**** Dataset ****

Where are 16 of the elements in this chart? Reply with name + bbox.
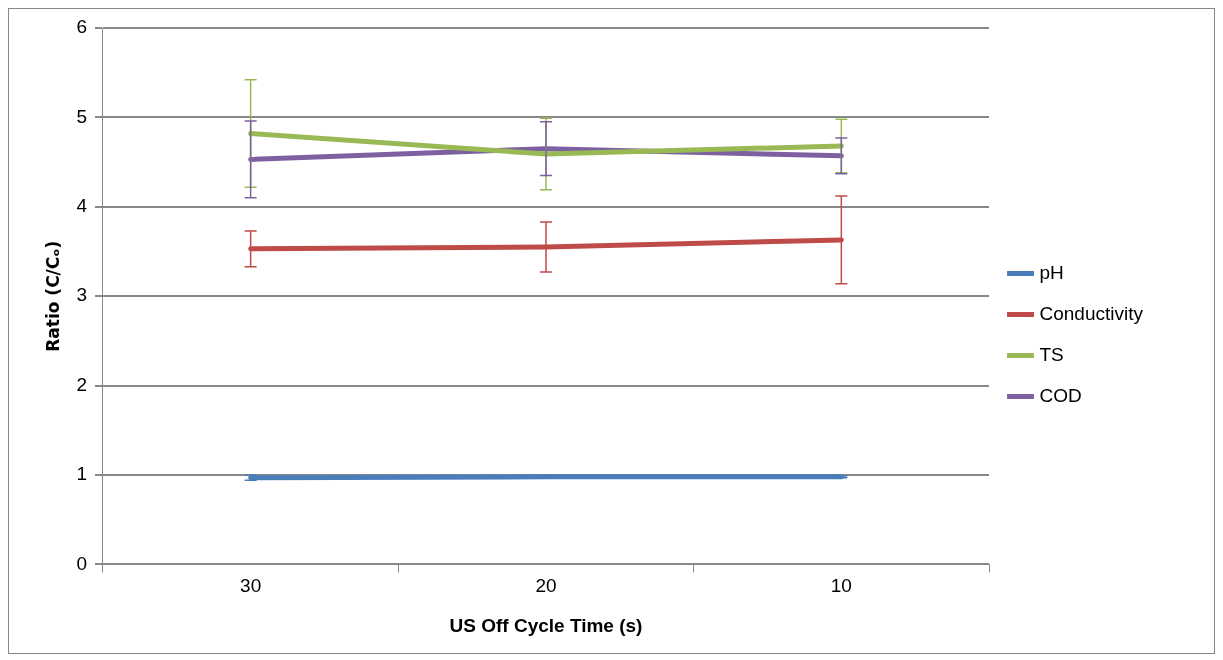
y-tick-label: 0 — [76, 552, 87, 574]
y-tick-label: 1 — [76, 463, 87, 485]
legend-label: Conductivity — [1039, 302, 1144, 324]
x-axis-title: US Off Cycle Time (s) — [449, 614, 643, 636]
y-tick-label: 5 — [76, 105, 87, 127]
x-tick-label: 20 — [535, 575, 557, 597]
legend-label: TS — [1039, 343, 1064, 365]
x-tick-label: 10 — [830, 575, 852, 597]
x-tick-label: 30 — [240, 575, 262, 597]
y-tick-label: 6 — [76, 16, 87, 38]
legend-label: COD — [1039, 384, 1082, 406]
y-tick-label: 4 — [76, 195, 88, 217]
legend-label: pH — [1039, 261, 1064, 283]
y-tick-label: 3 — [76, 284, 87, 306]
y-axis-title: Ratio (C/Cₒ) — [42, 240, 63, 352]
y-tick-label: 2 — [76, 373, 87, 395]
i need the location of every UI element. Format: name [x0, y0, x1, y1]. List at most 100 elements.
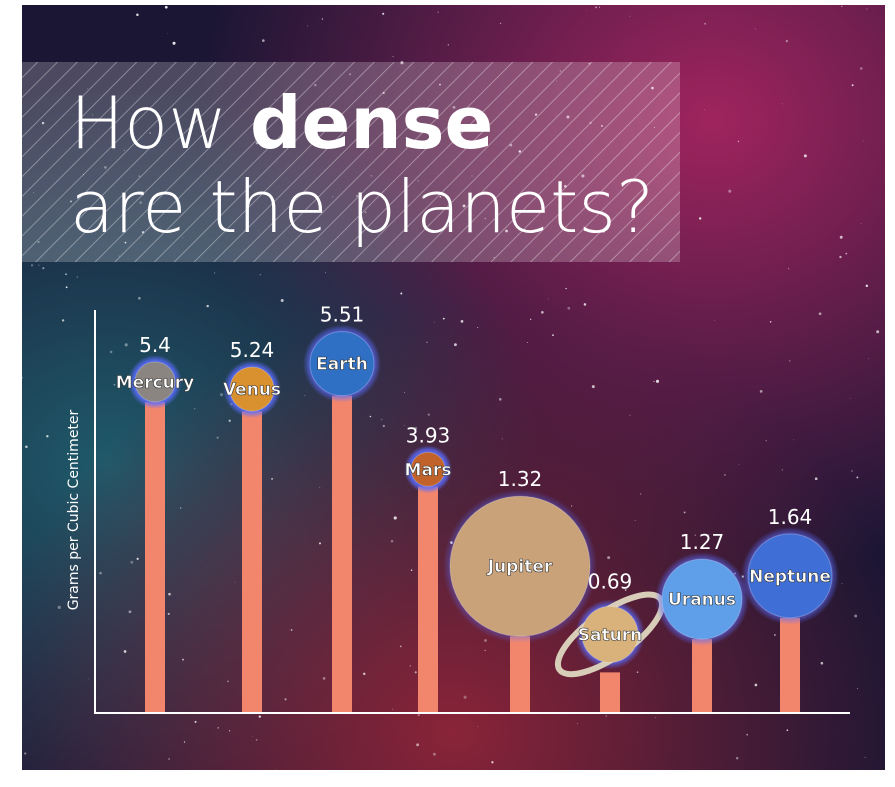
star: [803, 154, 807, 158]
title-part: dense: [250, 81, 493, 165]
star: [746, 733, 749, 736]
bar: [242, 411, 262, 712]
star: [21, 376, 24, 379]
star: [565, 287, 567, 290]
planet-name: Jupiter: [487, 557, 553, 577]
star: [123, 650, 127, 653]
star: [381, 418, 383, 421]
star: [841, 583, 843, 584]
planet-name: Earth: [316, 355, 368, 375]
star: [216, 436, 219, 439]
star: [571, 505, 573, 507]
star: [781, 103, 783, 105]
star: [501, 438, 503, 440]
star: [629, 15, 631, 17]
star: [484, 639, 487, 642]
star: [655, 379, 660, 383]
star: [400, 292, 403, 295]
star: [737, 140, 740, 143]
star: [634, 520, 636, 521]
value-label: 1.64: [768, 505, 813, 529]
star: [788, 360, 791, 362]
star: [759, 390, 763, 393]
star: [183, 741, 186, 743]
star: [774, 634, 776, 636]
planet: [309, 331, 375, 397]
star: [234, 581, 236, 583]
star: [552, 334, 554, 336]
value-label: 5.51: [320, 303, 365, 327]
star: [704, 22, 707, 25]
star: [735, 756, 739, 760]
star: [653, 380, 655, 383]
star: [414, 671, 417, 674]
plot: Mercury 5.4 Venus 5.24 Earth 5.51 Mars 3.93 Jupi…: [115, 303, 839, 712]
star: [251, 736, 253, 737]
star: [785, 39, 788, 43]
bar: [332, 395, 352, 712]
value-label: 5.4: [139, 333, 171, 357]
bar: [418, 486, 438, 712]
star: [284, 698, 287, 701]
star: [789, 518, 792, 520]
star: [860, 223, 862, 224]
star: [856, 476, 859, 479]
bar: [780, 617, 800, 712]
star: [30, 264, 34, 267]
star: [864, 756, 866, 759]
star: [595, 6, 597, 9]
star: [738, 464, 740, 465]
star: [193, 407, 196, 410]
star: [786, 729, 789, 732]
star: [319, 486, 321, 488]
planet-name: Saturn: [578, 625, 642, 645]
star: [607, 556, 611, 560]
star: [460, 320, 464, 323]
star: [414, 426, 418, 430]
star: [399, 645, 402, 648]
star: [404, 391, 405, 393]
star: [839, 235, 843, 239]
star: [484, 649, 486, 652]
star: [839, 255, 842, 259]
planet: [661, 558, 743, 640]
star: [583, 303, 587, 306]
star: [46, 435, 49, 438]
star: [214, 272, 216, 274]
star: [228, 419, 231, 422]
star: [57, 605, 61, 609]
star: [728, 189, 732, 193]
star: [862, 140, 864, 142]
star: [694, 534, 696, 536]
star: [854, 614, 858, 618]
star: [814, 477, 818, 481]
star: [38, 264, 40, 266]
star: [76, 276, 78, 278]
star: [723, 473, 726, 476]
planet: [449, 495, 591, 637]
planet-name: Mars: [405, 460, 452, 480]
star: [382, 12, 385, 15]
star: [255, 738, 258, 741]
star: [393, 516, 397, 520]
star: [434, 321, 435, 323]
star: [444, 433, 446, 435]
star: [65, 286, 68, 289]
star: [453, 343, 457, 347]
star: [876, 330, 880, 334]
star: [567, 306, 571, 310]
bar: [600, 672, 620, 712]
star: [136, 13, 139, 17]
star: [138, 296, 141, 300]
star: [576, 723, 578, 724]
planet-name: Neptune: [749, 567, 831, 587]
star: [845, 252, 848, 255]
star: [167, 612, 170, 615]
star: [410, 569, 413, 571]
star: [527, 342, 528, 343]
y-axis-label: Grams per Cubic Centimeter: [66, 409, 82, 610]
star: [275, 768, 277, 770]
title-part: How: [70, 81, 227, 165]
star: [128, 610, 132, 614]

****

Set exercise: Count the lines above that contain the string "tick", treating uppercase and lowercase as distinct, and give only the number.

Correct answer: 10